### Request
Locate every line in the records below that holds the word "Laitoshoito" and return each one.

Extracts from a graphics dataset
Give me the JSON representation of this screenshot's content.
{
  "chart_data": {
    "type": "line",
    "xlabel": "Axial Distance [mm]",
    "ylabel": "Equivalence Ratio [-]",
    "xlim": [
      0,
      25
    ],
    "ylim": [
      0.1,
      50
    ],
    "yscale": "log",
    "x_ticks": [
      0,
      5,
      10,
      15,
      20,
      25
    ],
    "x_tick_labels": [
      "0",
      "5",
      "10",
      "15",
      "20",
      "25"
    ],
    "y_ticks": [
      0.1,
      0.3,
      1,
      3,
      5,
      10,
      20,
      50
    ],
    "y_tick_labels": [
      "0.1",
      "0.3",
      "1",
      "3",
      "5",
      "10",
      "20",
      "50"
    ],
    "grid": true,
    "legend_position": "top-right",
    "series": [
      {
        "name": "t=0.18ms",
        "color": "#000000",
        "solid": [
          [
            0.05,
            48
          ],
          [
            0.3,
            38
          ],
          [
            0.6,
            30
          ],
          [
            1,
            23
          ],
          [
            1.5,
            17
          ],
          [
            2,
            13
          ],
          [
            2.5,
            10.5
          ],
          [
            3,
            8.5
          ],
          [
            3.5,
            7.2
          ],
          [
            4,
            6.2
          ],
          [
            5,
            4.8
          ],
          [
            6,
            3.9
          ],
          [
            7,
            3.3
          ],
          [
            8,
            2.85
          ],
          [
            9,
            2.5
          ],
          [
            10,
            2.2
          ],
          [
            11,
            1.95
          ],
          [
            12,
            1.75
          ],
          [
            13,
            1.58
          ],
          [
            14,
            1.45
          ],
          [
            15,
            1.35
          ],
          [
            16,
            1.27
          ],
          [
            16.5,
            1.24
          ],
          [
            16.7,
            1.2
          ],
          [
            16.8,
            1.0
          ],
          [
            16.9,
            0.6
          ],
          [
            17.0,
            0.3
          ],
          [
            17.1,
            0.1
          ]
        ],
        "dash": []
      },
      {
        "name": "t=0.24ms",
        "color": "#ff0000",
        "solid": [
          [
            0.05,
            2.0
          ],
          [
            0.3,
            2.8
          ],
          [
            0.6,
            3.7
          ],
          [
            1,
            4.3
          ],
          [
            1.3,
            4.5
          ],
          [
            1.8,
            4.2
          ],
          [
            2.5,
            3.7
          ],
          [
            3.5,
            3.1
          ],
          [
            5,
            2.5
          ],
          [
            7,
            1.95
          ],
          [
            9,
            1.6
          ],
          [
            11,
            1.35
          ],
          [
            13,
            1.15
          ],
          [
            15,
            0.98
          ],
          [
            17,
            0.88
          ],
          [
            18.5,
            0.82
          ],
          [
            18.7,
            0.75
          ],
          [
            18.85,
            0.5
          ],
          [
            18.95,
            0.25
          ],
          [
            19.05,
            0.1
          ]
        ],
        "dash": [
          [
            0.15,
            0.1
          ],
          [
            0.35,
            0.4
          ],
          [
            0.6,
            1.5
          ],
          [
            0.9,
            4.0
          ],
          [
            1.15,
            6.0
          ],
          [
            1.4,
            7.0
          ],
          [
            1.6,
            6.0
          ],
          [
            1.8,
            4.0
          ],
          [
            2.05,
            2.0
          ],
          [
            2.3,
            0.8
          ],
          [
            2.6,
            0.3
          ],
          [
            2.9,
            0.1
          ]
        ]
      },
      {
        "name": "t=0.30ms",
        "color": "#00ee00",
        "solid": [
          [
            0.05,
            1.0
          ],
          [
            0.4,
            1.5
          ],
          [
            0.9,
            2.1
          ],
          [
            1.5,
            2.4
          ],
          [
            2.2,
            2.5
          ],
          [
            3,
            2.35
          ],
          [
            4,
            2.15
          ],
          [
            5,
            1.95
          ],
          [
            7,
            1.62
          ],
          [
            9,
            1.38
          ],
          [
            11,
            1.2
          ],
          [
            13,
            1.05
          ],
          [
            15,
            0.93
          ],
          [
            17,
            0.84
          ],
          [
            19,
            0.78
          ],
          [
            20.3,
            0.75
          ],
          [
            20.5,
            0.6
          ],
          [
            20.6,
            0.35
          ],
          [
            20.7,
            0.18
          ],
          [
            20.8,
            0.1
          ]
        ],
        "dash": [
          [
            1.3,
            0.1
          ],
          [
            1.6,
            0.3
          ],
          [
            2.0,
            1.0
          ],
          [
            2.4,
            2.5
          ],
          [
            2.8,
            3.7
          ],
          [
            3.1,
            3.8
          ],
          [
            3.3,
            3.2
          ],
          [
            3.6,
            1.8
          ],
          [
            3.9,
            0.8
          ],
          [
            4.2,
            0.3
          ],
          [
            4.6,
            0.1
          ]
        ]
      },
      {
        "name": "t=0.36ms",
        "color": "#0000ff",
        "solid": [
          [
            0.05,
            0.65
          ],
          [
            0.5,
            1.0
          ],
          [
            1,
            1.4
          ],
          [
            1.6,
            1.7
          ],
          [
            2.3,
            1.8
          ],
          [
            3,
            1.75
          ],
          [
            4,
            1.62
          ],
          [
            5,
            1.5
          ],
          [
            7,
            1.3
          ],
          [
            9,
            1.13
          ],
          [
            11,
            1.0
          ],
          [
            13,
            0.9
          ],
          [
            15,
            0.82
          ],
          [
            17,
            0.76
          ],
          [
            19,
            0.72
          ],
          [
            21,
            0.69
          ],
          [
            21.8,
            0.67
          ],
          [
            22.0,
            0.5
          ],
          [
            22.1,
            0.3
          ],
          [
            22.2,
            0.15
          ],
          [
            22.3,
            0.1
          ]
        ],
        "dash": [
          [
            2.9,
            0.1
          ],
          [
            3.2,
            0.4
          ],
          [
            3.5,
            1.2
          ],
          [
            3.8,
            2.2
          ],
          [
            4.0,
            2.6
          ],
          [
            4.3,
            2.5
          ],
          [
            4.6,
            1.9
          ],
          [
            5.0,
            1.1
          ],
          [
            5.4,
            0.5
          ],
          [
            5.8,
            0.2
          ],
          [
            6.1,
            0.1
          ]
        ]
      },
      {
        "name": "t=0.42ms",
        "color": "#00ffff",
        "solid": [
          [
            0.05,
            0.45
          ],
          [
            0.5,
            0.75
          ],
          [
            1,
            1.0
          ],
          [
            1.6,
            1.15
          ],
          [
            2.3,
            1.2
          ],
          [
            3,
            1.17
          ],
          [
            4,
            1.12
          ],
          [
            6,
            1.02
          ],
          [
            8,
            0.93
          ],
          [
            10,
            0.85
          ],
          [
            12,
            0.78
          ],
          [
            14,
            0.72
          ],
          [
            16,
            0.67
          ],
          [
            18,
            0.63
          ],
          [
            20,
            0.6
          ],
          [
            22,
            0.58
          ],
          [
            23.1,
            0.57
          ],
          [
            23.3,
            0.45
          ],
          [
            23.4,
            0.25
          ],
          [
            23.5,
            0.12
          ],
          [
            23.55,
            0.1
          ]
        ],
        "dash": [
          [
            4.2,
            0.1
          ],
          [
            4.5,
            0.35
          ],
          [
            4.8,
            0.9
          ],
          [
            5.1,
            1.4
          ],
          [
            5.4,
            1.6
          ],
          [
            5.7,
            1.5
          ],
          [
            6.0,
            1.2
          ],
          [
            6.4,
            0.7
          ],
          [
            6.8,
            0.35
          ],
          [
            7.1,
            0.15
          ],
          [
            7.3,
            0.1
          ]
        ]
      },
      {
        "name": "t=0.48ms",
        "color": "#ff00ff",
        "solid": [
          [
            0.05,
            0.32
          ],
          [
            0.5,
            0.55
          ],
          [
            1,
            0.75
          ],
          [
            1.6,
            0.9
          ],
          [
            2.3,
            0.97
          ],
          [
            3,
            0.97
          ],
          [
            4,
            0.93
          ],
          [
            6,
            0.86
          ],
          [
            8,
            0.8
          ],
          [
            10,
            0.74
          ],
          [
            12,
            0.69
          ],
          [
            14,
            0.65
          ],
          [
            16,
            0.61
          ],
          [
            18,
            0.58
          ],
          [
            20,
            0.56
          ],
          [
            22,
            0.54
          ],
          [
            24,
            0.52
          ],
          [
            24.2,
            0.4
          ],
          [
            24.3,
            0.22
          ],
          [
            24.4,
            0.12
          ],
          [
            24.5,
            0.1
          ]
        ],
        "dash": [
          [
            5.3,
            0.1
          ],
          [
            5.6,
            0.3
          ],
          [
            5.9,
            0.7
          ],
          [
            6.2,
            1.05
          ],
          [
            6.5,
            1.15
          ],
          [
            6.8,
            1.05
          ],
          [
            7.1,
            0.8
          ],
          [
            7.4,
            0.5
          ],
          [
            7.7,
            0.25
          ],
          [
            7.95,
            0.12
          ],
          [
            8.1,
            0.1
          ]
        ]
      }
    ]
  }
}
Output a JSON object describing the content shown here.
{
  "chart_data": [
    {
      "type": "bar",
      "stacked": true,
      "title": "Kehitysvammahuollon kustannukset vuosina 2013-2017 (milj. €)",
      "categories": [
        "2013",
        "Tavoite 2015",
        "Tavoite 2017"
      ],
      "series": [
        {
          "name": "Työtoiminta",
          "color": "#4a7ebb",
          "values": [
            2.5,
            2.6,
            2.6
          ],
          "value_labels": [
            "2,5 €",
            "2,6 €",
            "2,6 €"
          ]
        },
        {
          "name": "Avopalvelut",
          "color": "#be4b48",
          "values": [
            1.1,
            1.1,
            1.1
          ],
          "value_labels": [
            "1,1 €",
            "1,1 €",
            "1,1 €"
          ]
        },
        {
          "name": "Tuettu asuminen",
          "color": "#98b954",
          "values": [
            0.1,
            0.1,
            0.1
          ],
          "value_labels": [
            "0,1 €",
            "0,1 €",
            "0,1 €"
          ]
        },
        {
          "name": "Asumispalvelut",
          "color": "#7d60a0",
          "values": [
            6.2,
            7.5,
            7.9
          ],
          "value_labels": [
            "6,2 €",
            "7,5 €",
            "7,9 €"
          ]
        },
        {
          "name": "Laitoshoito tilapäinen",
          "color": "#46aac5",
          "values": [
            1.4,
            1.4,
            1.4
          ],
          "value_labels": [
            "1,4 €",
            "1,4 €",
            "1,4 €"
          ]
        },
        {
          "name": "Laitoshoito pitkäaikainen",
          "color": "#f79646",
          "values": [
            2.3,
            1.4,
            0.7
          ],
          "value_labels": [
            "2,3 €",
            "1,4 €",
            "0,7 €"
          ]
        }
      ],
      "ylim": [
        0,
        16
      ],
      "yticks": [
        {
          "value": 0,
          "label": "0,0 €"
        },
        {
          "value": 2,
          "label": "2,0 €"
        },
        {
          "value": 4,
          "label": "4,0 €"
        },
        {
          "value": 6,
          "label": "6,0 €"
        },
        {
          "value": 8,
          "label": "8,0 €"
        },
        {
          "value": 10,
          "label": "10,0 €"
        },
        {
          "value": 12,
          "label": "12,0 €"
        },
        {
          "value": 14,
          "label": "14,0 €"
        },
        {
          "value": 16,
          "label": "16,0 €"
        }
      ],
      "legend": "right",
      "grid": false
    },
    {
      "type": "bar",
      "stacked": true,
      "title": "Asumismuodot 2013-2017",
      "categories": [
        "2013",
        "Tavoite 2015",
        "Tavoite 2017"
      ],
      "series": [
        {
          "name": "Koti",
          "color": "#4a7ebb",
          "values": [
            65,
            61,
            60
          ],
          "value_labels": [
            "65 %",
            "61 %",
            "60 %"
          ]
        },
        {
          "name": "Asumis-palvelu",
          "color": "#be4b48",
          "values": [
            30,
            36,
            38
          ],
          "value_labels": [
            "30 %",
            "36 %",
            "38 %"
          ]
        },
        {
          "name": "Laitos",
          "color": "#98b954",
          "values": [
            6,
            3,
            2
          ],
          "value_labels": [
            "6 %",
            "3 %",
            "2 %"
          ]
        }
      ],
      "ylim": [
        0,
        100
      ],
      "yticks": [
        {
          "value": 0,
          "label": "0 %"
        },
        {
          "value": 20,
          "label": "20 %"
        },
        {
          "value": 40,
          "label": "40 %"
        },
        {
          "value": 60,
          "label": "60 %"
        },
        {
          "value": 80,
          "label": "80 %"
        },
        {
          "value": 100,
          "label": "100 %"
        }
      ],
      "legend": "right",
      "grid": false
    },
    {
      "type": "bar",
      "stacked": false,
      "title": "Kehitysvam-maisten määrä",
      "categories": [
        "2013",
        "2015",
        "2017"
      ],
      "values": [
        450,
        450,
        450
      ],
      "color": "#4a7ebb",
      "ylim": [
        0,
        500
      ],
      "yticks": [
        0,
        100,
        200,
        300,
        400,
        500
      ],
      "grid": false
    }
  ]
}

### Complete response
          "name": "Laitoshoito tilapäinen",
          "name": "Laitoshoito pitkäaikainen",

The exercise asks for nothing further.